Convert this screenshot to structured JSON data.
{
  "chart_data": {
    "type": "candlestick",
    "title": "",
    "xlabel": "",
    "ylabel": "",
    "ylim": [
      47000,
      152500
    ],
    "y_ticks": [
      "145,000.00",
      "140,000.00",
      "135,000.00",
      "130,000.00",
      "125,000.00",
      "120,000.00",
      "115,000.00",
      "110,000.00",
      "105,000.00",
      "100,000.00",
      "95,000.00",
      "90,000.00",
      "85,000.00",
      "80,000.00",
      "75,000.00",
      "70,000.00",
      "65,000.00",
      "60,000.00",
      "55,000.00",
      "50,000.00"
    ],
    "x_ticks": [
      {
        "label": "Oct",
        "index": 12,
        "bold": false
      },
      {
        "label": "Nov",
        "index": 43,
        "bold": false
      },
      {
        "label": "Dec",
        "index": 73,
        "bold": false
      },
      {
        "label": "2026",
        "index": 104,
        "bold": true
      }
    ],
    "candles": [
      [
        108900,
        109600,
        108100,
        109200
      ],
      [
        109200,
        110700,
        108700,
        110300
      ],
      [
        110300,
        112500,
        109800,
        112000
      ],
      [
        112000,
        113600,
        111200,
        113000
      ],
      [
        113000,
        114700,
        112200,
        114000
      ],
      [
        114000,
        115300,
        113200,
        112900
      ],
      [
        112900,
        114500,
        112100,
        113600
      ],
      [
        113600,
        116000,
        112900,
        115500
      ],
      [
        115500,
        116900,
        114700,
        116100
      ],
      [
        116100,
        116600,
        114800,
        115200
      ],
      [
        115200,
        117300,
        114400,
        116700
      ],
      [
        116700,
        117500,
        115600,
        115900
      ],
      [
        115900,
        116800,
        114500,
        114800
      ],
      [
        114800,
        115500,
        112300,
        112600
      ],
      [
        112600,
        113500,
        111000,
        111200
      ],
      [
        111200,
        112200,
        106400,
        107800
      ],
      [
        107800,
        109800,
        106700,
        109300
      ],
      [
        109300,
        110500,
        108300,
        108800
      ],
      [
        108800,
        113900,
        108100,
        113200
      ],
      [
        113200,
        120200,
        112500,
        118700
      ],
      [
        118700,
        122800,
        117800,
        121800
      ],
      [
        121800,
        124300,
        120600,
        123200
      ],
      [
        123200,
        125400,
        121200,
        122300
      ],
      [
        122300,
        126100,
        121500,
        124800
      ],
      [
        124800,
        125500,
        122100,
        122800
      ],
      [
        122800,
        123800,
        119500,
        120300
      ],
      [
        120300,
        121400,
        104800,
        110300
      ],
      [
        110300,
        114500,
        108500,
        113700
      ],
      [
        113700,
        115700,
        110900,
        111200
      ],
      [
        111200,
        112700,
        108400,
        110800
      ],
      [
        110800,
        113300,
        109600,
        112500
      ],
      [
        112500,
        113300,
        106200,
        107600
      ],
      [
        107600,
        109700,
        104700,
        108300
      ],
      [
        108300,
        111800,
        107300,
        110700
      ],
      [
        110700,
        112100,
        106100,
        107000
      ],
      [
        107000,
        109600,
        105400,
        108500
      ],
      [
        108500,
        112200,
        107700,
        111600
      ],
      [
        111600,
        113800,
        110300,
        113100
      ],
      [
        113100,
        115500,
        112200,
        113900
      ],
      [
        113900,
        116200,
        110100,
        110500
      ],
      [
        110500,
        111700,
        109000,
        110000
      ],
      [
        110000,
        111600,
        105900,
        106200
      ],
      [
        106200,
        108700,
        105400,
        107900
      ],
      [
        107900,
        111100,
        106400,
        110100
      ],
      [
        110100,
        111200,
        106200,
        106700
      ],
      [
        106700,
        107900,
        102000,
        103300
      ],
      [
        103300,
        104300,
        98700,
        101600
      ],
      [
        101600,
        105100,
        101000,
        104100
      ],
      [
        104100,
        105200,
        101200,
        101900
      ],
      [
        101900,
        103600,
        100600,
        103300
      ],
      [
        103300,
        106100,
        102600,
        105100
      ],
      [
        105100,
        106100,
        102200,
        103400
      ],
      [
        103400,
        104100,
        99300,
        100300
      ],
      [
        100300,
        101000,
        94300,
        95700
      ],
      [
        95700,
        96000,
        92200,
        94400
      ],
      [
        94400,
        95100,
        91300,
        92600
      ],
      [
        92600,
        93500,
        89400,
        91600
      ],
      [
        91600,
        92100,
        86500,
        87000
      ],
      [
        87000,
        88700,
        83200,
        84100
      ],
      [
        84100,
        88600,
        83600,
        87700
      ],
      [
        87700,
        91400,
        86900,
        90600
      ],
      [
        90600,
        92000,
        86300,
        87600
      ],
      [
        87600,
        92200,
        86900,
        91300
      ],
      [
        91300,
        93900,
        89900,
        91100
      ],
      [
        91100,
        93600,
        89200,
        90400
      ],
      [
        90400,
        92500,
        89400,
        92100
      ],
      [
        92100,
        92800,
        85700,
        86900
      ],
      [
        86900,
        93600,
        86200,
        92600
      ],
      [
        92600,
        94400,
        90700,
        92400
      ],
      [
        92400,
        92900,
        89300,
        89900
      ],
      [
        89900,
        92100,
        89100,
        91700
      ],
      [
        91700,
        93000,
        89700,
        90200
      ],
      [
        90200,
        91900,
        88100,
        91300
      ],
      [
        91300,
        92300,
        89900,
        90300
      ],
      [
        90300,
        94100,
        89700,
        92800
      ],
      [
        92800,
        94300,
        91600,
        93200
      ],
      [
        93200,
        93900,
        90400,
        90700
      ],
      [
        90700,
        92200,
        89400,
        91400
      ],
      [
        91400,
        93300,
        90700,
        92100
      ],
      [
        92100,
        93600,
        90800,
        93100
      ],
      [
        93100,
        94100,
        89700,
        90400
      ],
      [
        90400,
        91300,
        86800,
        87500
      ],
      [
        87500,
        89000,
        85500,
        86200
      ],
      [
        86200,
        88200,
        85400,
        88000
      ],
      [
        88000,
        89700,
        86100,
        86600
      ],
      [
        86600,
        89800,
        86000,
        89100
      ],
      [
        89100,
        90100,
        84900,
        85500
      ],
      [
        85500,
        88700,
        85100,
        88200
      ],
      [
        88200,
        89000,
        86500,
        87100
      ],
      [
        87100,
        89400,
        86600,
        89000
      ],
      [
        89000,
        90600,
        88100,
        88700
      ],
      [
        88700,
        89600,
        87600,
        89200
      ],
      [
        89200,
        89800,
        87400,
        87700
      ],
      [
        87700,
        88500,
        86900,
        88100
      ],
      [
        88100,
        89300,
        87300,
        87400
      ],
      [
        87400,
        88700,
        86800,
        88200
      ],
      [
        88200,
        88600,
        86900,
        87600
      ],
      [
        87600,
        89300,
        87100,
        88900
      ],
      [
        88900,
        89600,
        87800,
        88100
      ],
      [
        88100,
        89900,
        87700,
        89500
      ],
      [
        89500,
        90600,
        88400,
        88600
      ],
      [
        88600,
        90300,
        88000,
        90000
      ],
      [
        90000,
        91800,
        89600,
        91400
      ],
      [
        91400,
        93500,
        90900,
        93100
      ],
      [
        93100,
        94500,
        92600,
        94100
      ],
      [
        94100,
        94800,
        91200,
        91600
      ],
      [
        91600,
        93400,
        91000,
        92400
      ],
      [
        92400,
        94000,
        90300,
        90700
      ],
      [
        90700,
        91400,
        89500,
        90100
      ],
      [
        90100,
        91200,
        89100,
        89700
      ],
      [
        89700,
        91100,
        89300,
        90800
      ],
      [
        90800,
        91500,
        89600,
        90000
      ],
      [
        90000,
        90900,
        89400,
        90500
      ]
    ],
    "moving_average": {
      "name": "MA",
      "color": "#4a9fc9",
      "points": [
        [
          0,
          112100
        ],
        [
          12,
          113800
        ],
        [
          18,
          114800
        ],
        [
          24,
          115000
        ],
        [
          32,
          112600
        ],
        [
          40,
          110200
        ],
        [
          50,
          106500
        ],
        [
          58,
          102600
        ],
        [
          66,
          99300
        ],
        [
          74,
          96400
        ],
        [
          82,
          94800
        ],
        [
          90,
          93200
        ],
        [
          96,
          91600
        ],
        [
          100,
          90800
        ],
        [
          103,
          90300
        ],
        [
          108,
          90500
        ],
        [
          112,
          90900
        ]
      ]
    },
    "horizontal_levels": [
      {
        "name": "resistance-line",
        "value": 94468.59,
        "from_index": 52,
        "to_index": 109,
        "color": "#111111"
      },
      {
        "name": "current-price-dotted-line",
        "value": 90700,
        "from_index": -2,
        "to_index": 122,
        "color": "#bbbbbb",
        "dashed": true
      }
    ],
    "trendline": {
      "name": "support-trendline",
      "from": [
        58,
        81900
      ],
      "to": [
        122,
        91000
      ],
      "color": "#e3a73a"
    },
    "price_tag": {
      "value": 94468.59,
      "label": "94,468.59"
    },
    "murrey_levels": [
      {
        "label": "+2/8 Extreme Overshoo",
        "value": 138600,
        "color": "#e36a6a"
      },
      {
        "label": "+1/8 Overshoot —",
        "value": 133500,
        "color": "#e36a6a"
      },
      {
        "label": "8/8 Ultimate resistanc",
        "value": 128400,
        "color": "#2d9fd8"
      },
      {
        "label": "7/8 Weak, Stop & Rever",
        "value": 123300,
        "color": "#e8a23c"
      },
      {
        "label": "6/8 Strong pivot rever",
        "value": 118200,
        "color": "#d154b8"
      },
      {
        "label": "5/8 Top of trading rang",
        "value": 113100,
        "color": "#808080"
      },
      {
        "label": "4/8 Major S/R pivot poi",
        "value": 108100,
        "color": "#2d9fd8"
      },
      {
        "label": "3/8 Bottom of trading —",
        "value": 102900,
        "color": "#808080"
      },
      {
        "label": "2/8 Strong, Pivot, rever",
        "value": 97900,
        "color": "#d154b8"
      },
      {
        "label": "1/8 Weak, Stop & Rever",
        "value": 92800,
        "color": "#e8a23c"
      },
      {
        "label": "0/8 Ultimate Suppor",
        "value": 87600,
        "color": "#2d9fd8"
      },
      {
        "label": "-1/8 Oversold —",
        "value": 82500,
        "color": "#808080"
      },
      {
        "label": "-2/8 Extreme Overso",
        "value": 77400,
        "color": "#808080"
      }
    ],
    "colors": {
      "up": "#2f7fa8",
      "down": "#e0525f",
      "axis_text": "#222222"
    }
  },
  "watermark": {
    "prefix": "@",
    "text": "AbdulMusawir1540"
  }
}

WHAT THE EXERCISE ASKS:
Looking at the data above, show all lines where the word "trading" occurs.

EXPECTED ANSWER:
        "label": "5/8 Top of trading rang",
        "label": "3/8 Bottom of trading —",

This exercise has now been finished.